Element box annotations
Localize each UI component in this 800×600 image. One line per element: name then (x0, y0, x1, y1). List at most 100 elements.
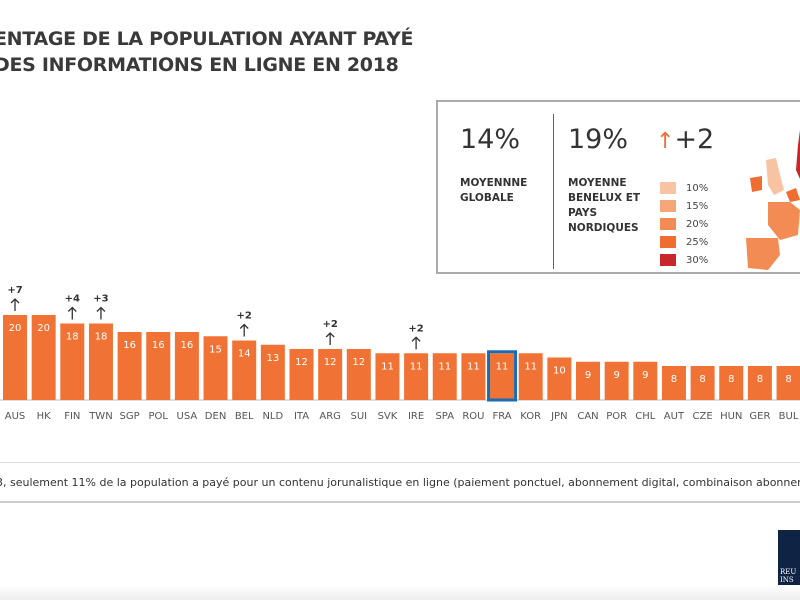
data-label: 14 (238, 349, 251, 360)
category-label: KOR (520, 411, 541, 422)
category-label: HK (37, 411, 52, 422)
bar-rou (461, 353, 486, 400)
data-label: 13 (266, 353, 279, 364)
legend-item: 30% (660, 251, 708, 269)
bar-por (604, 361, 629, 400)
bar-usa (174, 332, 199, 400)
data-label: 11 (467, 361, 480, 372)
bar-aut (661, 366, 686, 400)
data-label: 11 (438, 361, 451, 372)
divider (553, 114, 554, 269)
bar-chl (633, 361, 658, 400)
legend-label: 25% (686, 236, 709, 248)
nordic-label-line: BENELUX ET (568, 192, 641, 204)
up-arrow-icon (411, 336, 421, 350)
category-label: TWN (88, 411, 112, 422)
data-label: 8 (671, 374, 677, 385)
nordic-label-line: PAYS (568, 207, 598, 219)
change-label: +4 (65, 294, 80, 305)
data-label: 20 (37, 323, 50, 334)
legend-item: 20% (660, 215, 708, 233)
bar-ger (747, 366, 772, 400)
global-label-line: MOYENNNE (460, 177, 528, 189)
category-label: HUN (720, 411, 742, 422)
up-arrow-icon (96, 306, 106, 320)
data-label: 8 (757, 374, 763, 385)
bar-den (203, 336, 228, 400)
category-label: JPN (550, 411, 567, 422)
data-label: 12 (352, 357, 365, 368)
bar-cze (690, 366, 715, 400)
category-label: SUI (350, 411, 367, 422)
bar-hun (719, 366, 744, 400)
bar-pol (146, 332, 171, 400)
logo-text: INS (780, 576, 794, 584)
data-label: 8 (785, 374, 791, 385)
bar-twn (88, 323, 113, 400)
category-label: POR (606, 411, 627, 422)
up-arrow-icon: ↑ (656, 129, 675, 154)
legend-swatch (660, 182, 676, 194)
bar-svk (375, 353, 400, 400)
category-label: SVK (378, 411, 398, 422)
category-label: ROU (462, 411, 484, 422)
bar-jpn (547, 357, 572, 400)
map-france (768, 202, 800, 240)
category-label: SGP (120, 411, 140, 422)
data-label: 11 (496, 361, 509, 372)
category-label: GER (749, 411, 770, 422)
legend-label: 10% (686, 182, 709, 194)
change-label: +2 (322, 319, 337, 330)
data-label: 16 (152, 340, 165, 351)
bar-sgp (117, 332, 142, 400)
data-label: 11 (410, 361, 423, 372)
data-label: 8 (728, 374, 734, 385)
up-arrow-icon (239, 323, 249, 337)
change-label: +2 (408, 323, 423, 334)
bar-chart: 20 AUS +7 20 HK 18 FIN +4 18 TWN +3 16 SGP 16 POL 16 USA… (0, 285, 800, 422)
legend-swatch (660, 200, 676, 212)
global-value: 14% (460, 124, 521, 155)
category-label: CHL (635, 411, 656, 422)
logo-text: REU (780, 568, 797, 576)
bar-nld (260, 344, 285, 400)
map-legend: 10% 15% 20% 25% 30% (660, 179, 708, 269)
change-label: +3 (93, 294, 108, 305)
category-label: FRA (492, 411, 511, 422)
legend-item: 25% (660, 233, 708, 251)
title-line-1: ENTAGE DE LA POPULATION AYANT PAYÉ (0, 28, 414, 50)
data-label: 12 (295, 357, 308, 368)
category-label: NLD (262, 411, 283, 422)
data-label: 8 (699, 374, 705, 385)
title-line-2: DES INFORMATIONS EN LIGNE EN 2018 (0, 54, 399, 76)
map-scandinavia (796, 130, 800, 179)
category-label: ITA (294, 411, 309, 422)
nordic-value: 19% (568, 124, 629, 155)
bar-bel (232, 340, 257, 400)
change-label: +2 (237, 311, 252, 322)
chart-title: ENTAGE DE LA POPULATION AYANT PAYÉ DES I… (0, 26, 413, 78)
global-label: MOYENNNE GLOBALE (460, 176, 527, 206)
category-label: BUL (779, 411, 799, 422)
legend-label: 30% (686, 254, 709, 266)
data-label: 9 (585, 370, 591, 381)
data-label: 16 (181, 340, 194, 351)
up-arrow-icon (325, 332, 335, 345)
category-label: POL (149, 411, 169, 422)
legend-label: 15% (686, 200, 709, 212)
nordic-label-line: NORDIQUES (568, 222, 639, 234)
legend-swatch (660, 218, 676, 230)
legend-item: 15% (660, 197, 708, 215)
up-arrow-icon (67, 306, 77, 320)
category-label: SPA (435, 411, 454, 422)
data-label: 12 (324, 357, 337, 368)
map-uk (766, 158, 784, 195)
category-label: AUT (664, 411, 685, 422)
nordic-change-value: +2 (674, 124, 715, 155)
bar-ita (289, 349, 314, 400)
legend-label: 20% (686, 218, 709, 230)
europe-map (746, 130, 800, 270)
change-label: +7 (7, 285, 22, 296)
data-label: 9 (613, 370, 619, 381)
category-label: AUS (5, 411, 26, 422)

• _What is asked_
Turn every line of all the entries into a numbered list, skipping blank lines. Leave the pictures out.

• _Final answer_
1. Localize each UI component in this 800×600 image. One line per element: name then (x0, y0, x1, y1). List at most 100 elements.
2. data-label: 14 (238, 349, 251, 360)
3. category-label: KOR (520, 411, 541, 422)
4. category-label: HK (37, 411, 52, 422)
5. bar-rou (461, 353, 486, 400)
6. data-label: 13 (266, 353, 279, 364)
7. legend-item: 30% (660, 251, 708, 269)
8. bar-por (604, 361, 629, 400)
9. bar-usa (174, 332, 199, 400)
10. data-label: 11 (467, 361, 480, 372)
11. bar-aut (661, 366, 686, 400)
12. data-label: 11 (438, 361, 451, 372)
13. divider (553, 114, 554, 269)
14. bar-chl (633, 361, 658, 400)
15. legend-label: 25% (686, 236, 709, 248)
16. nordic-label-line: BENELUX ET (568, 192, 641, 204)
17. up-arrow-icon (411, 336, 421, 350)
18. category-label: TWN (88, 411, 112, 422)
19. data-label: 8 (671, 374, 677, 385)
20. nordic-label-line: PAYS (568, 207, 598, 219)
21. change-label: +4 (65, 294, 80, 305)
22. data-label: 20 (37, 323, 50, 334)
23. legend-item: 20% (660, 215, 708, 233)
24. bar-ger (747, 366, 772, 400)
25. global-label-line: MOYENNNE (460, 177, 528, 189)
26. category-label: HUN (720, 411, 742, 422)
27. up-arrow-icon (96, 306, 106, 320)
28. data-label: 8 (757, 374, 763, 385)
29. bar-den (203, 336, 228, 400)
30. category-label: JPN (550, 411, 567, 422)
31. data-label: 12 (352, 357, 365, 368)
32. bar-cze (690, 366, 715, 400)
33. category-label: SUI (350, 411, 367, 422)
34. bar-hun (719, 366, 744, 400)
35. bar-pol (146, 332, 171, 400)
36. logo-text: INS (780, 576, 794, 584)
37. data-label: 8 (785, 374, 791, 385)
38. bar-twn (88, 323, 113, 400)
39. category-label: POR (606, 411, 627, 422)
40. up-arrow-icon: ↑ (656, 129, 675, 154)
41. legend-swatch (660, 182, 676, 194)
42. bar-svk (375, 353, 400, 400)
43. category-label: SVK (378, 411, 398, 422)
44. category-label: ROU (462, 411, 484, 422)
45. bar-jpn (547, 357, 572, 400)
46. map-france (768, 202, 800, 240)
47. category-label: SGP (120, 411, 140, 422)
48. data-label: 11 (496, 361, 509, 372)
49. category-label: GER (749, 411, 770, 422)
50. legend-label: 10% (686, 182, 709, 194)
51. change-label: +2 (322, 319, 337, 330)
52. data-label: 16 (152, 340, 165, 351)
53. bar-sgp (117, 332, 142, 400)
54. data-label: 11 (410, 361, 423, 372)
55. data-label: 8 (728, 374, 734, 385)
56. up-arrow-icon (239, 323, 249, 337)
57. change-label: +2 (408, 323, 423, 334)
58. bar-chart: 20 AUS +7 20 HK 18 FIN +4 18 TWN +3 16 SGP 16 POL 16 USA… (0, 285, 800, 422)
59. legend-swatch (660, 200, 676, 212)
60. global-value: 14% (460, 124, 521, 155)
61. category-label: CHL (635, 411, 656, 422)
62. logo-text: REU (780, 568, 797, 576)
63. bar-nld (260, 344, 285, 400)
64. map-legend: 10% 15% 20% 25% 30% (660, 179, 708, 269)
65. change-label: +3 (93, 294, 108, 305)
66. category-label: FRA (492, 411, 511, 422)
67. legend-item: 25% (660, 233, 708, 251)
68. title-line-1: ENTAGE DE LA POPULATION AYANT PAYÉ (0, 28, 414, 50)
69. data-label: 12 (295, 357, 308, 368)
70. category-label: NLD (262, 411, 283, 422)
71. data-label: 8 (699, 374, 705, 385)
72. title-line-2: DES INFORMATIONS EN LIGNE EN 2018 (0, 54, 399, 76)
73. map-scandinavia (796, 130, 800, 179)
74. category-label: ITA (294, 411, 309, 422)
75. nordic-value: 19% (568, 124, 629, 155)
76. bar-bel (232, 340, 257, 400)
77. change-label: +2 (237, 311, 252, 322)
78. chart-title: ENTAGE DE LA POPULATION AYANT PAYÉ DES I… (0, 26, 413, 78)
79. global-label: MOYENNNE GLOBALE (460, 176, 527, 206)
80. category-label: BUL (779, 411, 799, 422)
81. legend-label: 30% (686, 254, 709, 266)
82. data-label: 9 (585, 370, 591, 381)
83. data-label: 16 (181, 340, 194, 351)
84. up-arrow-icon (325, 332, 335, 345)
85. category-label: POL (149, 411, 169, 422)
86. legend-label: 15% (686, 200, 709, 212)
87. nordic-label-line: NORDIQUES (568, 222, 639, 234)
88. legend-swatch (660, 218, 676, 230)
89. legend-item: 15% (660, 197, 708, 215)
90. up-arrow-icon (67, 306, 77, 320)
91. category-label: SPA (435, 411, 454, 422)
92. data-label: 12 (324, 357, 337, 368)
93. map-uk (766, 158, 784, 195)
94. category-label: AUT (664, 411, 685, 422)
95. nordic-change-value: +2 (674, 124, 715, 155)
96. bar-ita (289, 349, 314, 400)
97. legend-label: 20% (686, 218, 709, 230)
98. europe-map (746, 130, 800, 270)
99. change-label: +7 (7, 285, 22, 296)
100. data-label: 9 (613, 370, 619, 381)
101. category-label: AUS (5, 411, 26, 422)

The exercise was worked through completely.